EXERCISE DETAILS — Look through the lines below and state how many hold the word "Pasahat". Write only the number.

DATA EXTRACT —

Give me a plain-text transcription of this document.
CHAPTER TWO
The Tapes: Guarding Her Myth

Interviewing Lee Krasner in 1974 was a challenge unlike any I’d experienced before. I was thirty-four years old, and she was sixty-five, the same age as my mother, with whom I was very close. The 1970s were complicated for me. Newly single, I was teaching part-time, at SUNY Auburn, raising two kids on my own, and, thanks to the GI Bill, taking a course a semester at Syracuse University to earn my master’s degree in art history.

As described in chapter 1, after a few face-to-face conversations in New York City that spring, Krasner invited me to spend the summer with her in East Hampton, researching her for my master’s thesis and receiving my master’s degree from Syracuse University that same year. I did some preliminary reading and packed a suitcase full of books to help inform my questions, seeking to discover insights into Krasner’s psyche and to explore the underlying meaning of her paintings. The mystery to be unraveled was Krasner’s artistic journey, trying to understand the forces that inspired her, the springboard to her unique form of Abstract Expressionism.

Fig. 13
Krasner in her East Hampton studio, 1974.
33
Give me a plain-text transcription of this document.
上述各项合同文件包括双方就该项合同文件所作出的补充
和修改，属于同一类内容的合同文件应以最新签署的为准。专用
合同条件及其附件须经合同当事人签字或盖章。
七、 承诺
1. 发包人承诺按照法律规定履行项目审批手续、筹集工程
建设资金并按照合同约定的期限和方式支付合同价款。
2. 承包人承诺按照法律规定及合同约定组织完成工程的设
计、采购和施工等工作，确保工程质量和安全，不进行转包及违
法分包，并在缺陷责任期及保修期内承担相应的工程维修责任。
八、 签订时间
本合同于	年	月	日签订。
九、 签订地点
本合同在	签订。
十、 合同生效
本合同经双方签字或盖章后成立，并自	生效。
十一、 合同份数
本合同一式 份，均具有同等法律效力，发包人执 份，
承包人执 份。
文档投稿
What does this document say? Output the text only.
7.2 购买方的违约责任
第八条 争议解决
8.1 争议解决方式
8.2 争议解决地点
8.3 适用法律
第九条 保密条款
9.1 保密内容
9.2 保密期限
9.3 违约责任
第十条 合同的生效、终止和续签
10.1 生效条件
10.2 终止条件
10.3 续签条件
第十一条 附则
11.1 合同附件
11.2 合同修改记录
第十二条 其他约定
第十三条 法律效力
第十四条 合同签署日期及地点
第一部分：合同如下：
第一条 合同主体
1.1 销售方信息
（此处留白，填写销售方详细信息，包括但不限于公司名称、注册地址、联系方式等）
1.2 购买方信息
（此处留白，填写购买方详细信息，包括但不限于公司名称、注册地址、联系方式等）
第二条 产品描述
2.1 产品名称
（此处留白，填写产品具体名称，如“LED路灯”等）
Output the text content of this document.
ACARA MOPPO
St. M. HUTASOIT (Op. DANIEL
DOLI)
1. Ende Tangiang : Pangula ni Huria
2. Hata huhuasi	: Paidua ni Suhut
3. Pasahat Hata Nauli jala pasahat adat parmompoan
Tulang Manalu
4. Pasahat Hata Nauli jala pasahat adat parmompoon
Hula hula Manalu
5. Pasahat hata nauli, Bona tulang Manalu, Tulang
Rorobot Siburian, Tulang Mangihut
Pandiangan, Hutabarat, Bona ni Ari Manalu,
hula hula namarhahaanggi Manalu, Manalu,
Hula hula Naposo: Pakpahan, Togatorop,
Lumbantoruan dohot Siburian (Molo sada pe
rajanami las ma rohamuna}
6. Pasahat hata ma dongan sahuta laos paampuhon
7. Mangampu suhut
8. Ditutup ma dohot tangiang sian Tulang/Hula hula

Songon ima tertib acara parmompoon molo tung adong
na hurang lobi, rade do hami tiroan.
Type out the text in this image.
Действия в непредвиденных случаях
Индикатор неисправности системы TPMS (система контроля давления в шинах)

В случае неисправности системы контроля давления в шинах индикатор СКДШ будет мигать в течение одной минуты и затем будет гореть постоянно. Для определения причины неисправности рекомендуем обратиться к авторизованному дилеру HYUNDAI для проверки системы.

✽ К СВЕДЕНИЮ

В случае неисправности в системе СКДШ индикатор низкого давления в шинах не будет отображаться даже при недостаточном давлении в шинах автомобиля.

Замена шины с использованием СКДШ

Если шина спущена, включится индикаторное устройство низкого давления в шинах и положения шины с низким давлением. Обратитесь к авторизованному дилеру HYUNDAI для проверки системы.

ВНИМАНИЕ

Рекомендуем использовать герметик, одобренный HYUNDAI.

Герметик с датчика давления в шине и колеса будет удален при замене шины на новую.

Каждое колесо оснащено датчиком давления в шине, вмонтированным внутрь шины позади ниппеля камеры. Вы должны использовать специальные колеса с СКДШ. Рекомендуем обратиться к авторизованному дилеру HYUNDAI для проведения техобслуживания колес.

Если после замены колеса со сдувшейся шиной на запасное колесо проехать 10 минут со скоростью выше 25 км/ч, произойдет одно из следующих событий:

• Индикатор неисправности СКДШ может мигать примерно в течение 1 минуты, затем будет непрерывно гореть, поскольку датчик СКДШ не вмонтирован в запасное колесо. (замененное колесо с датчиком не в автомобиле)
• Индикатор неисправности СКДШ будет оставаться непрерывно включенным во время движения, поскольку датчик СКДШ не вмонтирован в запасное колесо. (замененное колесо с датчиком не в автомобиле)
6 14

RESPONSE TO THE TASK — 4